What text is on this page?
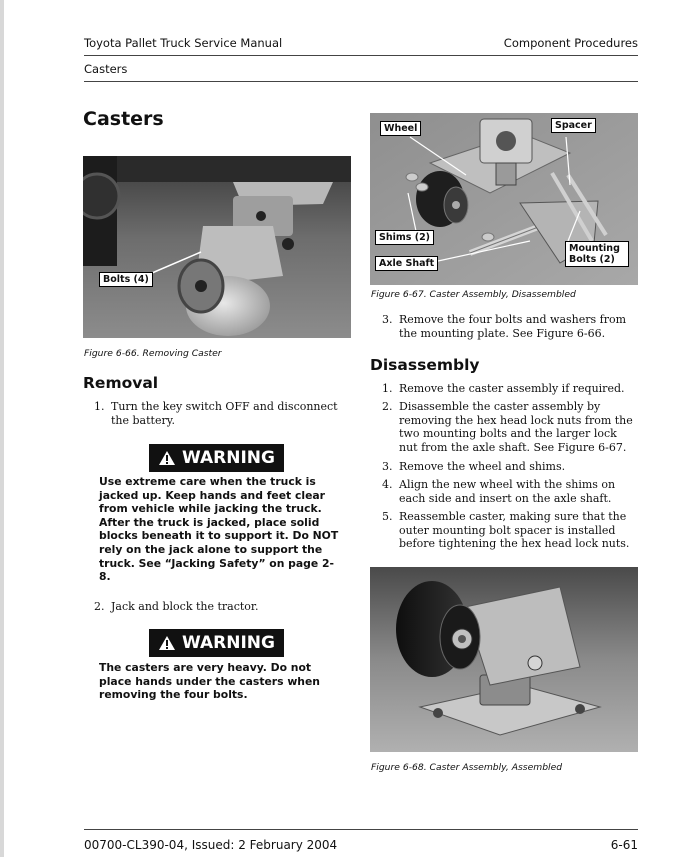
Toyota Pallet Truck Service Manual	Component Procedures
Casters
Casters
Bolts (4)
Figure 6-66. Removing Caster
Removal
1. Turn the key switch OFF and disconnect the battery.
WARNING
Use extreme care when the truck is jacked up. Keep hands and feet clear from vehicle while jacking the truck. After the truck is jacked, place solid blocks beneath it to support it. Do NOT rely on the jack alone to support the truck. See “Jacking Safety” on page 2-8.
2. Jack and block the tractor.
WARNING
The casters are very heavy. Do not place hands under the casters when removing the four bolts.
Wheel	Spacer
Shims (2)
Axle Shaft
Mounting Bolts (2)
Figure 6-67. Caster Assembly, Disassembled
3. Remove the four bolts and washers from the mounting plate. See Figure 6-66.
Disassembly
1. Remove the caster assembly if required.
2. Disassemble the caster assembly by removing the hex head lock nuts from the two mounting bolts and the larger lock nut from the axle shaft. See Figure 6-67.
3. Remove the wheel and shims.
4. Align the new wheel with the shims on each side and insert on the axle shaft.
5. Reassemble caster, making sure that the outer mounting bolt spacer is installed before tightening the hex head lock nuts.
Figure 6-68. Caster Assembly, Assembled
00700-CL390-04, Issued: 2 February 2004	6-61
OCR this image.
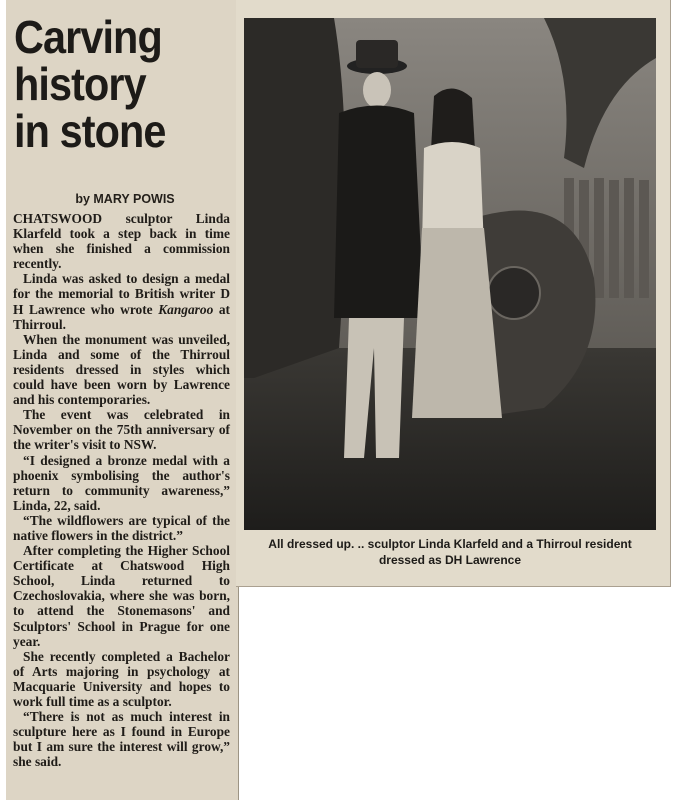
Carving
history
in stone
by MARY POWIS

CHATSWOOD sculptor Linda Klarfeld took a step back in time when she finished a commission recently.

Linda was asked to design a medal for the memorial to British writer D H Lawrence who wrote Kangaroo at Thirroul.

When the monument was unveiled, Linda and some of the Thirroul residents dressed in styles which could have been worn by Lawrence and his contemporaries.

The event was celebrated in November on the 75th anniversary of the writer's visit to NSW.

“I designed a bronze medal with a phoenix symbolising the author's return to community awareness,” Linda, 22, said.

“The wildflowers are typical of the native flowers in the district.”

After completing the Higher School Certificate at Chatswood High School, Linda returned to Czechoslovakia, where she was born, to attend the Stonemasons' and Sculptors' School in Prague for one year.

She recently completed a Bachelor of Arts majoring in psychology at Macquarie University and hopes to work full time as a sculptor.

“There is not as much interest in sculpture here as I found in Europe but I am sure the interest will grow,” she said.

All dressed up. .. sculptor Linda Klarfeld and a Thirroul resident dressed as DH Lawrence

━━━━━━

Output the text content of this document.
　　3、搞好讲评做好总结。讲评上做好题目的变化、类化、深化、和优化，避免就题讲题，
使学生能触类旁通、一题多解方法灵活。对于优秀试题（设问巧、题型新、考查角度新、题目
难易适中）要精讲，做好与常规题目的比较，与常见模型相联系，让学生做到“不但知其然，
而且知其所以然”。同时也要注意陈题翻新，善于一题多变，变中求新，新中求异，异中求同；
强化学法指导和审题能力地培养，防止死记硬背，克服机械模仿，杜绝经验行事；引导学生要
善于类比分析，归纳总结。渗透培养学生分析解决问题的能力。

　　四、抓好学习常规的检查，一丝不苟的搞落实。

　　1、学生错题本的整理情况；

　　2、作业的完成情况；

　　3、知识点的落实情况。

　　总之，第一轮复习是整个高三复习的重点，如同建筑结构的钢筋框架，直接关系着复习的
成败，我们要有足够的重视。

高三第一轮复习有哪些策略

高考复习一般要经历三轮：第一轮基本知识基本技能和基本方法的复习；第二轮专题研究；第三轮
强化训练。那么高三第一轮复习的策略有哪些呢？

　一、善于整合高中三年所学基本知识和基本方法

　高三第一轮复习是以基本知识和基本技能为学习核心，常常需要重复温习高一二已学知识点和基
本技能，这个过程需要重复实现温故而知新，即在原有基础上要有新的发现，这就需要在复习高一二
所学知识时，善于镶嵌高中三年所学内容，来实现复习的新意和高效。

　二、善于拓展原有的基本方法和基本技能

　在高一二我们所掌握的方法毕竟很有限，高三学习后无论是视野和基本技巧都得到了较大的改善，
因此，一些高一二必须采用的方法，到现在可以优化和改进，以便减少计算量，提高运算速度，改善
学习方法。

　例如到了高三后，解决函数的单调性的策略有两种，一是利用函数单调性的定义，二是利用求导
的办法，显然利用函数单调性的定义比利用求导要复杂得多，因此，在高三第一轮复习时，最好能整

━━━━━━

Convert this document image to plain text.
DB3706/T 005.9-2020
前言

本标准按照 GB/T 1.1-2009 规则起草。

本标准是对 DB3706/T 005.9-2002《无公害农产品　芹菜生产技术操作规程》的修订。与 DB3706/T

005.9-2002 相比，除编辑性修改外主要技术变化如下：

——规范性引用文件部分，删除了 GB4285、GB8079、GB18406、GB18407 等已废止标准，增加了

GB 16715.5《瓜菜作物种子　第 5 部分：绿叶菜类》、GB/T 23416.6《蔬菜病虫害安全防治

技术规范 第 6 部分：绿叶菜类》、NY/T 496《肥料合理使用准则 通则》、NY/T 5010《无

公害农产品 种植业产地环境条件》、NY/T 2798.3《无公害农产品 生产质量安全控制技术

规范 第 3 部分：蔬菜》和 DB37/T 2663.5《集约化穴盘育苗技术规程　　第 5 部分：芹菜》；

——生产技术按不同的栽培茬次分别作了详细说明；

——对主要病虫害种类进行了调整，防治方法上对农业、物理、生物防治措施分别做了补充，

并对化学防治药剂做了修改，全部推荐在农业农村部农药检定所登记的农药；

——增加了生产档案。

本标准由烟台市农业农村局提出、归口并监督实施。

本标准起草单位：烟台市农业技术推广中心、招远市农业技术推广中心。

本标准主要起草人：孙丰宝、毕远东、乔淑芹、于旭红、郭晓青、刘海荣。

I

━━━━━━

What this task involves:
Find the count of lines in the data above where the string "image" occurs. Provide that number alone.

Final result:
2